* Begin *

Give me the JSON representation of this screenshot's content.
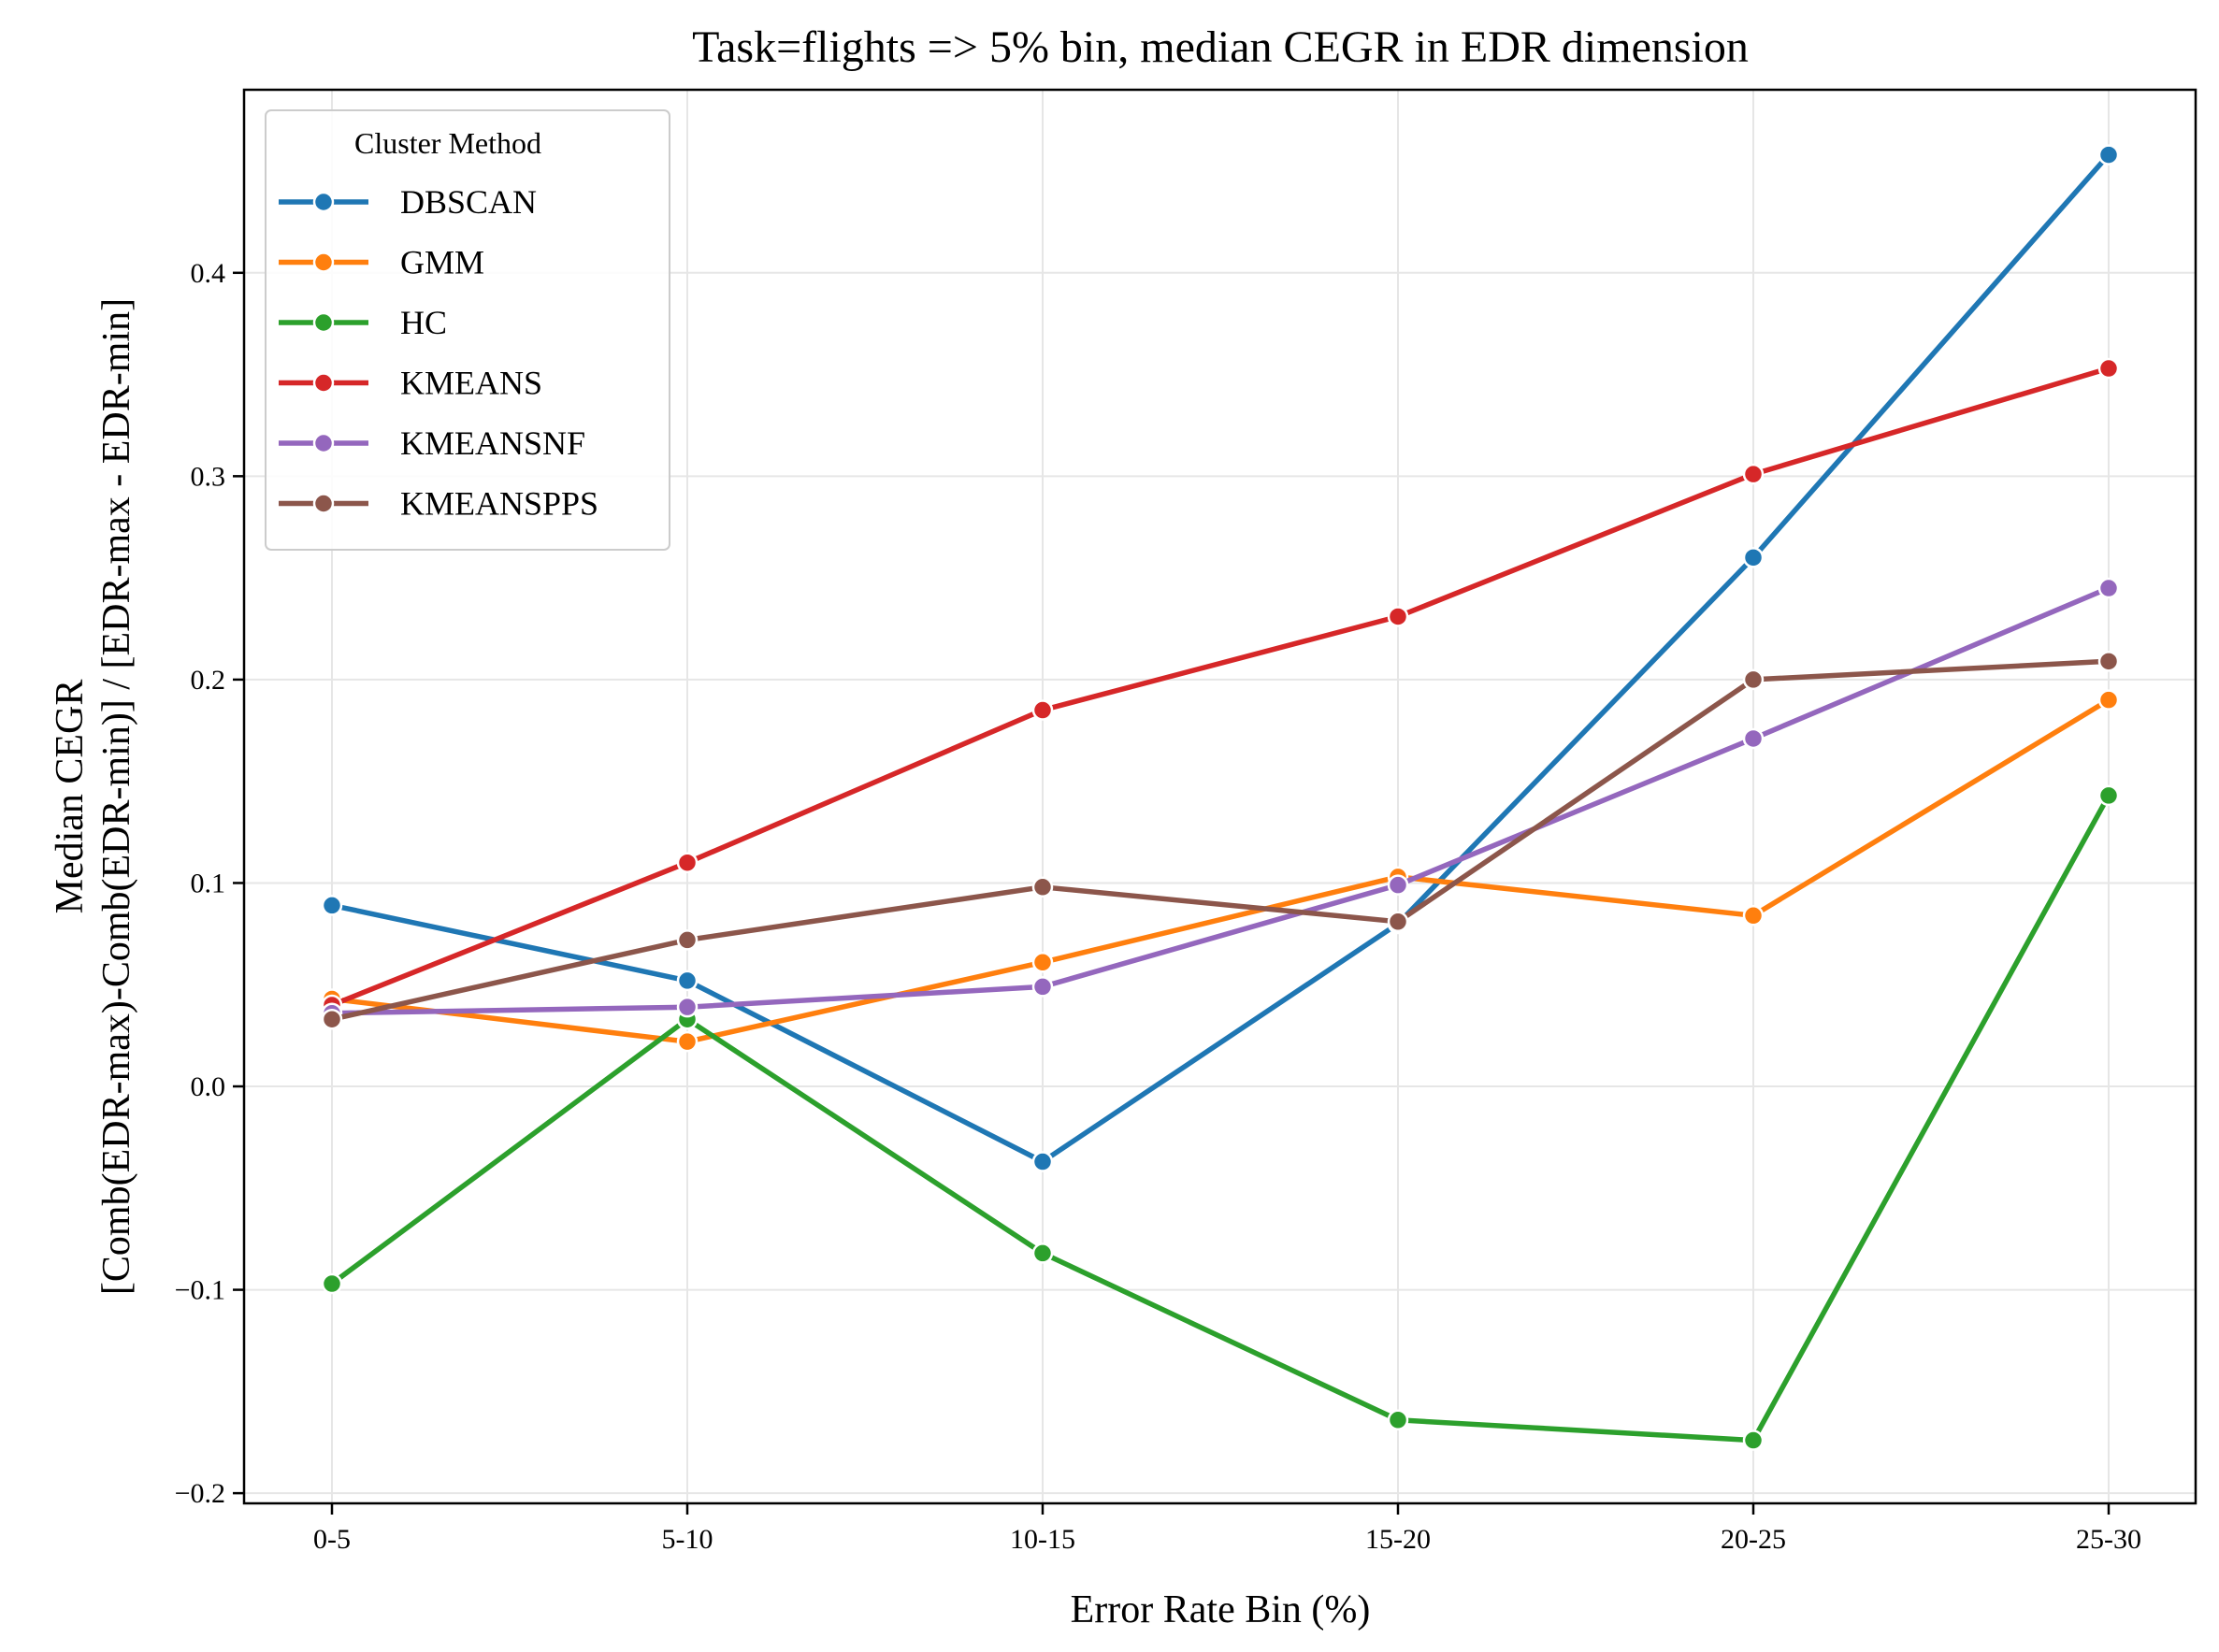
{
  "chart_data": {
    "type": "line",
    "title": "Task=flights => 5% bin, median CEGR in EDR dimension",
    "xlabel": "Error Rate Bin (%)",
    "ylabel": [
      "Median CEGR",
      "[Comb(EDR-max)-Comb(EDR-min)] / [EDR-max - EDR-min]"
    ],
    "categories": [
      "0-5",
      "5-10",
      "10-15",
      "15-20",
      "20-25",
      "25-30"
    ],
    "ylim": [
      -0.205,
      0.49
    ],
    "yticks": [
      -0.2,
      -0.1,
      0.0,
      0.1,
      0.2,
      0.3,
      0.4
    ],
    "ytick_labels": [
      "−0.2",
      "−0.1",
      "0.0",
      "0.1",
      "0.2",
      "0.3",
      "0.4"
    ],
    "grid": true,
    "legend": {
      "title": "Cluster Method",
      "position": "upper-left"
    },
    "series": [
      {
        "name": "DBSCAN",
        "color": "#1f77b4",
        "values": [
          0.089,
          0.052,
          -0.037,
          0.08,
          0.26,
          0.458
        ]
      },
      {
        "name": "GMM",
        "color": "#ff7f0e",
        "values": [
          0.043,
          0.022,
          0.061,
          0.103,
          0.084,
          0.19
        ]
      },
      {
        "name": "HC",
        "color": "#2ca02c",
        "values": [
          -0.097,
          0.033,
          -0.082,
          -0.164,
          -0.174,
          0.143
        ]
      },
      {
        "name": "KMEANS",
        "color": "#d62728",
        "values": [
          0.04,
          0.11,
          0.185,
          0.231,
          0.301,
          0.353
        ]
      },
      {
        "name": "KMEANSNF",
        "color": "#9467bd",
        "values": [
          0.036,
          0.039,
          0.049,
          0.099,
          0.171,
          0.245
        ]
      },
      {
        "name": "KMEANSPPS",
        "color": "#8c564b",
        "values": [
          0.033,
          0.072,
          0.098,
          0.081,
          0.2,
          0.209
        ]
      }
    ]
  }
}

* End *

*Job:*
Without the pictures, restate each entry exactly.

*Correct output:*
Give me the JSON representation of this screenshot's content.
{
  "chart_data": {
    "type": "line",
    "title": "Task=flights => 5% bin, median CEGR in EDR dimension",
    "xlabel": "Error Rate Bin (%)",
    "ylabel": [
      "Median CEGR",
      "[Comb(EDR-max)-Comb(EDR-min)] / [EDR-max - EDR-min]"
    ],
    "categories": [
      "0-5",
      "5-10",
      "10-15",
      "15-20",
      "20-25",
      "25-30"
    ],
    "ylim": [
      -0.205,
      0.49
    ],
    "yticks": [
      -0.2,
      -0.1,
      0.0,
      0.1,
      0.2,
      0.3,
      0.4
    ],
    "ytick_labels": [
      "−0.2",
      "−0.1",
      "0.0",
      "0.1",
      "0.2",
      "0.3",
      "0.4"
    ],
    "grid": true,
    "legend": {
      "title": "Cluster Method",
      "position": "upper-left"
    },
    "series": [
      {
        "name": "DBSCAN",
        "color": "#1f77b4",
        "values": [
          0.089,
          0.052,
          -0.037,
          0.08,
          0.26,
          0.458
        ]
      },
      {
        "name": "GMM",
        "color": "#ff7f0e",
        "values": [
          0.043,
          0.022,
          0.061,
          0.103,
          0.084,
          0.19
        ]
      },
      {
        "name": "HC",
        "color": "#2ca02c",
        "values": [
          -0.097,
          0.033,
          -0.082,
          -0.164,
          -0.174,
          0.143
        ]
      },
      {
        "name": "KMEANS",
        "color": "#d62728",
        "values": [
          0.04,
          0.11,
          0.185,
          0.231,
          0.301,
          0.353
        ]
      },
      {
        "name": "KMEANSNF",
        "color": "#9467bd",
        "values": [
          0.036,
          0.039,
          0.049,
          0.099,
          0.171,
          0.245
        ]
      },
      {
        "name": "KMEANSPPS",
        "color": "#8c564b",
        "values": [
          0.033,
          0.072,
          0.098,
          0.081,
          0.2,
          0.209
        ]
      }
    ]
  }
}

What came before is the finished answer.